[start of DOCUMENT PASSAGE]

Wave reflection: at an obstacle, a boundary a wave will reflect and return. If the reflected wave matches the incident wave, you'll observe the phenomenon of resonance, and energy will be retained in the vibrating medium, until dissipated. The frequencies at which this happen are called resonant frequencies of the system (medium plus boundaries). For instance if you tie a jump rope to a doorknob and shake the rope at just the right rate, the whole rope will go into smooth up and down motion, perhaps with nodes (stationary points) in the middle. Or if you sing in a resonant room at just the right frequency, you'll find your voice amplified and echoing even after you stop singing. This is the phenomenon of Standing waves
Check out this demo of standing waves on a string (1D)
Here's another very nice demo, in which the string is modeled as a series of weights and springs - you can play with various string parameters.
Here are standing waves on a circular membrane (like a drum head, 2D)

Resonant systems

A physical system comprising a medium with boundary (e.g. a string tied at its endpoints, an air-filled tube closed at one end, a guitar body, a room filled with air, a pendulum) can be characterized by its resonant frequencies, natural modes of vibration, at which standing waves form.

[end of DOCUMENT PASSAGE]
[start of INPUT MATERIAL]

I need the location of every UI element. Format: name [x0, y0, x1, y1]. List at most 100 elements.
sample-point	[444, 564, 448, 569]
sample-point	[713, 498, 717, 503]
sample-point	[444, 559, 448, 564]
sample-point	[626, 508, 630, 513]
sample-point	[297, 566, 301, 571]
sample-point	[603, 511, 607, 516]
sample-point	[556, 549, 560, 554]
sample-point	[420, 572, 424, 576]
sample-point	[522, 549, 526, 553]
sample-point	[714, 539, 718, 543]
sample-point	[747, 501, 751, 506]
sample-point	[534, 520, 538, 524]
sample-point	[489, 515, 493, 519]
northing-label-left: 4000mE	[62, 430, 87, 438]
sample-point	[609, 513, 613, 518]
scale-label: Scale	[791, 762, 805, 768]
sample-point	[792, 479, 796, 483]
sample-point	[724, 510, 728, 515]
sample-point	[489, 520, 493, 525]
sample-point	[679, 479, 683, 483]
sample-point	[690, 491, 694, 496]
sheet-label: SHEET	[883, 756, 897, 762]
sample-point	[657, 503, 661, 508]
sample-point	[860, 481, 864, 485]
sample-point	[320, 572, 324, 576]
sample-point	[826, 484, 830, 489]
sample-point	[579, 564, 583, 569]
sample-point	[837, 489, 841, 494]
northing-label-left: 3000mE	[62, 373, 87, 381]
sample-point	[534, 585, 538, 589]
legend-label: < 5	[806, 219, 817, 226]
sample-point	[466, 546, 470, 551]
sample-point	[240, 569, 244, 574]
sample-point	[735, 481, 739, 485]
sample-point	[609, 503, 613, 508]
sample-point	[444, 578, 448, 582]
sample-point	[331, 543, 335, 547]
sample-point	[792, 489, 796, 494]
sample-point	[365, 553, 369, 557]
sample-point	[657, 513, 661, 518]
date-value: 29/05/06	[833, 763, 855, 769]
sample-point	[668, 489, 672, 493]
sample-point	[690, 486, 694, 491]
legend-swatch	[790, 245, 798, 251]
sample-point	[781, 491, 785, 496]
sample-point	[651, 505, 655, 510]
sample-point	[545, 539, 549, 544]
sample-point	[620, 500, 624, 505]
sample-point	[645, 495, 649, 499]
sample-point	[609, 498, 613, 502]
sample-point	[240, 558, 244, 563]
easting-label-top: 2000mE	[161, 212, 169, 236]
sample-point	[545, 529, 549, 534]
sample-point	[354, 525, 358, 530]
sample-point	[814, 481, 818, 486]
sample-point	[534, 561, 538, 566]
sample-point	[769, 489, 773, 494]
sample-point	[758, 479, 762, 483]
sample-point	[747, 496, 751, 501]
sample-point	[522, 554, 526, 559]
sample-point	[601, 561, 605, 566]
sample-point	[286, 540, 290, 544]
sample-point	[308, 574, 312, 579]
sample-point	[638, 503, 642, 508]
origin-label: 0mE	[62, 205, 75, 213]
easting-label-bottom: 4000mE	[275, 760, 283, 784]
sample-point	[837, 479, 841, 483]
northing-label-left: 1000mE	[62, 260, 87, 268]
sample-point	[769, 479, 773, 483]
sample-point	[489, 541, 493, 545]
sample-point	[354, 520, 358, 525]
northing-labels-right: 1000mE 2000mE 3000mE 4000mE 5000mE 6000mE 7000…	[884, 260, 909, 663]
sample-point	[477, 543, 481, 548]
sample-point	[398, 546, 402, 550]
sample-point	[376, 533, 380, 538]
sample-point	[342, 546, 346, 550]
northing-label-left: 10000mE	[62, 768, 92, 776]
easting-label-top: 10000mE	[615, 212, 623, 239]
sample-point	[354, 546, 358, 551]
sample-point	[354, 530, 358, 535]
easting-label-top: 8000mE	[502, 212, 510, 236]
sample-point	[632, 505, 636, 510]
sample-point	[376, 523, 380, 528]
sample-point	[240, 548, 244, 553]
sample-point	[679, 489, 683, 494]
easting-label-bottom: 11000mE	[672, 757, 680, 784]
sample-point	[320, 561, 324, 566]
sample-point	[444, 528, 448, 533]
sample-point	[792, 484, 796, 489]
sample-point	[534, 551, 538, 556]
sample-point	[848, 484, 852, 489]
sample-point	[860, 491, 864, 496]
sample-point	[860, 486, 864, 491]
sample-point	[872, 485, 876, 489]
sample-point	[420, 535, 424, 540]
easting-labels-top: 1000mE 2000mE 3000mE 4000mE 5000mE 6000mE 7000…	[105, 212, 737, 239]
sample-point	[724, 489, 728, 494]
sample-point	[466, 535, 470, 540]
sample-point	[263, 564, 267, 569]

[end of INPUT MATERIAL]

WRITTEN TASKS
• a. In the passage on wave resonance, what are the frequencies called at which the reflected wave matches the incident wave?
• b. Count the lines of the listing that contain the string "bottom", treating uppercase and lowercase as different. Reply with the number only.

PROBLEM SOLUTIONS
• a. They are called the resonant frequencies of the system (medium plus boundaries).

• b. 2